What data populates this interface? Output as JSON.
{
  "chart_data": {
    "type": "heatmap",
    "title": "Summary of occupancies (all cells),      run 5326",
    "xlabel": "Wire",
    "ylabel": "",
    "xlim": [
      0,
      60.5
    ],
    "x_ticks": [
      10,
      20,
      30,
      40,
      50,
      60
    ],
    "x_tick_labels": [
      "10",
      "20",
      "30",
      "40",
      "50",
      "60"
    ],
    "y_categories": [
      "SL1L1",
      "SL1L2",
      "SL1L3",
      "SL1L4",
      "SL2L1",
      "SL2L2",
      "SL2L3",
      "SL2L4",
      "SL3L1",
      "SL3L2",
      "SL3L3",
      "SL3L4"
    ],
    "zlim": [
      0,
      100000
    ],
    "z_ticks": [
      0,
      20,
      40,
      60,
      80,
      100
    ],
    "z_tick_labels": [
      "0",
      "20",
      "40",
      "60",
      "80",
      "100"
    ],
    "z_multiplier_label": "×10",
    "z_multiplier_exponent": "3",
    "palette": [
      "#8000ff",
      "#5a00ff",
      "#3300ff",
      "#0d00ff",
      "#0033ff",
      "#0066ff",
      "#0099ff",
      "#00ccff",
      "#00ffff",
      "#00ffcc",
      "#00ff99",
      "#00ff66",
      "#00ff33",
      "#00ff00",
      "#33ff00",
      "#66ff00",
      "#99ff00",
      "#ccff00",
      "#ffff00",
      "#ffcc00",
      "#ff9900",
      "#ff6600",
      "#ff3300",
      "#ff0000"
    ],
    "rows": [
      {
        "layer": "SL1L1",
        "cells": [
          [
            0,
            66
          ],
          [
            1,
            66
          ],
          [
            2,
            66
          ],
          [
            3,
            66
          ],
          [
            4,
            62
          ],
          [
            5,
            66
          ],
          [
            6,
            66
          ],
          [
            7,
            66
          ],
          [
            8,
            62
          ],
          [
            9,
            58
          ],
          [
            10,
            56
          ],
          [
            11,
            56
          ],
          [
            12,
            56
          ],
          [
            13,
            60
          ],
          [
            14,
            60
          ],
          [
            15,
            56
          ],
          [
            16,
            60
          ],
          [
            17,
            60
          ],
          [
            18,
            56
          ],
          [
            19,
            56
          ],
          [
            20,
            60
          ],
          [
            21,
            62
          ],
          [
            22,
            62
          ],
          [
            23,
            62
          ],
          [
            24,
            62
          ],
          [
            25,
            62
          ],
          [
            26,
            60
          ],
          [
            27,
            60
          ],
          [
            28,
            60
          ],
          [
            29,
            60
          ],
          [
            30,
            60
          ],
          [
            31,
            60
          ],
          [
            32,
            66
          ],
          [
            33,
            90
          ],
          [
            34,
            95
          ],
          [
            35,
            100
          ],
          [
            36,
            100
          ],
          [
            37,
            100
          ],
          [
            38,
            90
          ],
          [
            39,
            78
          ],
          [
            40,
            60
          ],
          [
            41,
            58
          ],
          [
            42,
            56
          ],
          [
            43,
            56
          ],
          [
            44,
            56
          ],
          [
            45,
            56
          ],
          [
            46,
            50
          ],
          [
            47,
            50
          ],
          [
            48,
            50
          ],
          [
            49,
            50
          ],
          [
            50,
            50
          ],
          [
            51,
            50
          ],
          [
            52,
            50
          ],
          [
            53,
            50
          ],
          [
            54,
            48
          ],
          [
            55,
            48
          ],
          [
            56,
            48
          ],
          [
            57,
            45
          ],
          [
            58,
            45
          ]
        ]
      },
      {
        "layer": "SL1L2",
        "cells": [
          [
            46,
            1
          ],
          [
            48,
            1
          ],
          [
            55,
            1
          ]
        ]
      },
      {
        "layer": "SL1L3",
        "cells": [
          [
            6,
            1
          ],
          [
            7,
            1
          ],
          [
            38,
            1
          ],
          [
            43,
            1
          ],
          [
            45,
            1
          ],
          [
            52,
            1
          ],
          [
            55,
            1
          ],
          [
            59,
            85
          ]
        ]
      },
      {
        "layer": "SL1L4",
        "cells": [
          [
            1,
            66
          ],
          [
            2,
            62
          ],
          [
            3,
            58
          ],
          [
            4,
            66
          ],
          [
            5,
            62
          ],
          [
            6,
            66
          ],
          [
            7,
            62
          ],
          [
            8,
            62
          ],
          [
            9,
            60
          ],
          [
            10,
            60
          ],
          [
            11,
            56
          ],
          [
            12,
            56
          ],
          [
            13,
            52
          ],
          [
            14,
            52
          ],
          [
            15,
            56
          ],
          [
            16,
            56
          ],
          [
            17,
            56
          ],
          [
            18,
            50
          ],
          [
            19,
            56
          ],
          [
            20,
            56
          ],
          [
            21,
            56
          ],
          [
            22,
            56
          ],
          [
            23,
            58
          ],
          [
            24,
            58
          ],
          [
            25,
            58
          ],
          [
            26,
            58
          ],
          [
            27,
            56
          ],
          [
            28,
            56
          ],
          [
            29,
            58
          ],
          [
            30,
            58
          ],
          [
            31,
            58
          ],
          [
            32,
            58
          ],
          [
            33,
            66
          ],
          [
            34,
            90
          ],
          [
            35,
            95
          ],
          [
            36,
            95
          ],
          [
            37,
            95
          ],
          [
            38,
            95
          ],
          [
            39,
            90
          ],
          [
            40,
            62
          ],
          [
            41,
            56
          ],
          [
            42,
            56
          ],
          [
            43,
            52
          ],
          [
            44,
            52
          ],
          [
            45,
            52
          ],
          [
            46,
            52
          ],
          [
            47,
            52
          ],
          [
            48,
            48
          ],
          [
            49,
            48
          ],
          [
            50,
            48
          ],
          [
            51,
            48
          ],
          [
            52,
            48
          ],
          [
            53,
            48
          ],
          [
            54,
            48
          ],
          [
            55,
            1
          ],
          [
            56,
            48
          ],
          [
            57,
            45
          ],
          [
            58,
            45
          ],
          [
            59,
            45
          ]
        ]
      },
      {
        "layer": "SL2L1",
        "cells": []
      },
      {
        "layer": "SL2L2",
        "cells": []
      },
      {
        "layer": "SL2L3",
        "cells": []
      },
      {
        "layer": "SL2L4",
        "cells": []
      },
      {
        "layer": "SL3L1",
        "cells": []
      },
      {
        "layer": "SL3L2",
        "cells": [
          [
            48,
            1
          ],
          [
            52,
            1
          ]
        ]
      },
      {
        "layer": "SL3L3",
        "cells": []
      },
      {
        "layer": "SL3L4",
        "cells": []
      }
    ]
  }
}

============

TASK INSTRUCTIONS -> Exactly as they appear above, copy out all the records.

OUTPUT FOR THIS TASK ->
What data populates this interface? Output as JSON.
{
  "chart_data": {
    "type": "heatmap",
    "title": "Summary of occupancies (all cells),      run 5326",
    "xlabel": "Wire",
    "ylabel": "",
    "xlim": [
      0,
      60.5
    ],
    "x_ticks": [
      10,
      20,
      30,
      40,
      50,
      60
    ],
    "x_tick_labels": [
      "10",
      "20",
      "30",
      "40",
      "50",
      "60"
    ],
    "y_categories": [
      "SL1L1",
      "SL1L2",
      "SL1L3",
      "SL1L4",
      "SL2L1",
      "SL2L2",
      "SL2L3",
      "SL2L4",
      "SL3L1",
      "SL3L2",
      "SL3L3",
      "SL3L4"
    ],
    "zlim": [
      0,
      100000
    ],
    "z_ticks": [
      0,
      20,
      40,
      60,
      80,
      100
    ],
    "z_tick_labels": [
      "0",
      "20",
      "40",
      "60",
      "80",
      "100"
    ],
    "z_multiplier_label": "×10",
    "z_multiplier_exponent": "3",
    "palette": [
      "#8000ff",
      "#5a00ff",
      "#3300ff",
      "#0d00ff",
      "#0033ff",
      "#0066ff",
      "#0099ff",
      "#00ccff",
      "#00ffff",
      "#00ffcc",
      "#00ff99",
      "#00ff66",
      "#00ff33",
      "#00ff00",
      "#33ff00",
      "#66ff00",
      "#99ff00",
      "#ccff00",
      "#ffff00",
      "#ffcc00",
      "#ff9900",
      "#ff6600",
      "#ff3300",
      "#ff0000"
    ],
    "rows": [
      {
        "layer": "SL1L1",
        "cells": [
          [
            0,
            66
          ],
          [
            1,
            66
          ],
          [
            2,
            66
          ],
          [
            3,
            66
          ],
          [
            4,
            62
          ],
          [
            5,
            66
          ],
          [
            6,
            66
          ],
          [
            7,
            66
          ],
          [
            8,
            62
          ],
          [
            9,
            58
          ],
          [
            10,
            56
          ],
          [
            11,
            56
          ],
          [
            12,
            56
          ],
          [
            13,
            60
          ],
          [
            14,
            60
          ],
          [
            15,
            56
          ],
          [
            16,
            60
          ],
          [
            17,
            60
          ],
          [
            18,
            56
          ],
          [
            19,
            56
          ],
          [
            20,
            60
          ],
          [
            21,
            62
          ],
          [
            22,
            62
          ],
          [
            23,
            62
          ],
          [
            24,
            62
          ],
          [
            25,
            62
          ],
          [
            26,
            60
          ],
          [
            27,
            60
          ],
          [
            28,
            60
          ],
          [
            29,
            60
          ],
          [
            30,
            60
          ],
          [
            31,
            60
          ],
          [
            32,
            66
          ],
          [
            33,
            90
          ],
          [
            34,
            95
          ],
          [
            35,
            100
          ],
          [
            36,
            100
          ],
          [
            37,
            100
          ],
          [
            38,
            90
          ],
          [
            39,
            78
          ],
          [
            40,
            60
          ],
          [
            41,
            58
          ],
          [
            42,
            56
          ],
          [
            43,
            56
          ],
          [
            44,
            56
          ],
          [
            45,
            56
          ],
          [
            46,
            50
          ],
          [
            47,
            50
          ],
          [
            48,
            50
          ],
          [
            49,
            50
          ],
          [
            50,
            50
          ],
          [
            51,
            50
          ],
          [
            52,
            50
          ],
          [
            53,
            50
          ],
          [
            54,
            48
          ],
          [
            55,
            48
          ],
          [
            56,
            48
          ],
          [
            57,
            45
          ],
          [
            58,
            45
          ]
        ]
      },
      {
        "layer": "SL1L2",
        "cells": [
          [
            46,
            1
          ],
          [
            48,
            1
          ],
          [
            55,
            1
          ]
        ]
      },
      {
        "layer": "SL1L3",
        "cells": [
          [
            6,
            1
          ],
          [
            7,
            1
          ],
          [
            38,
            1
          ],
          [
            43,
            1
          ],
          [
            45,
            1
          ],
          [
            52,
            1
          ],
          [
            55,
            1
          ],
          [
            59,
            85
          ]
        ]
      },
      {
        "layer": "SL1L4",
        "cells": [
          [
            1,
            66
          ],
          [
            2,
            62
          ],
          [
            3,
            58
          ],
          [
            4,
            66
          ],
          [
            5,
            62
          ],
          [
            6,
            66
          ],
          [
            7,
            62
          ],
          [
            8,
            62
          ],
          [
            9,
            60
          ],
          [
            10,
            60
          ],
          [
            11,
            56
          ],
          [
            12,
            56
          ],
          [
            13,
            52
          ],
          [
            14,
            52
          ],
          [
            15,
            56
          ],
          [
            16,
            56
          ],
          [
            17,
            56
          ],
          [
            18,
            50
          ],
          [
            19,
            56
          ],
          [
            20,
            56
          ],
          [
            21,
            56
          ],
          [
            22,
            56
          ],
          [
            23,
            58
          ],
          [
            24,
            58
          ],
          [
            25,
            58
          ],
          [
            26,
            58
          ],
          [
            27,
            56
          ],
          [
            28,
            56
          ],
          [
            29,
            58
          ],
          [
            30,
            58
          ],
          [
            31,
            58
          ],
          [
            32,
            58
          ],
          [
            33,
            66
          ],
          [
            34,
            90
          ],
          [
            35,
            95
          ],
          [
            36,
            95
          ],
          [
            37,
            95
          ],
          [
            38,
            95
          ],
          [
            39,
            90
          ],
          [
            40,
            62
          ],
          [
            41,
            56
          ],
          [
            42,
            56
          ],
          [
            43,
            52
          ],
          [
            44,
            52
          ],
          [
            45,
            52
          ],
          [
            46,
            52
          ],
          [
            47,
            52
          ],
          [
            48,
            48
          ],
          [
            49,
            48
          ],
          [
            50,
            48
          ],
          [
            51,
            48
          ],
          [
            52,
            48
          ],
          [
            53,
            48
          ],
          [
            54,
            48
          ],
          [
            55,
            1
          ],
          [
            56,
            48
          ],
          [
            57,
            45
          ],
          [
            58,
            45
          ],
          [
            59,
            45
          ]
        ]
      },
      {
        "layer": "SL2L1",
        "cells": []
      },
      {
        "layer": "SL2L2",
        "cells": []
      },
      {
        "layer": "SL2L3",
        "cells": []
      },
      {
        "layer": "SL2L4",
        "cells": []
      },
      {
        "layer": "SL3L1",
        "cells": []
      },
      {
        "layer": "SL3L2",
        "cells": [
          [
            48,
            1
          ],
          [
            52,
            1
          ]
        ]
      },
      {
        "layer": "SL3L3",
        "cells": []
      },
      {
        "layer": "SL3L4",
        "cells": []
      }
    ]
  }
}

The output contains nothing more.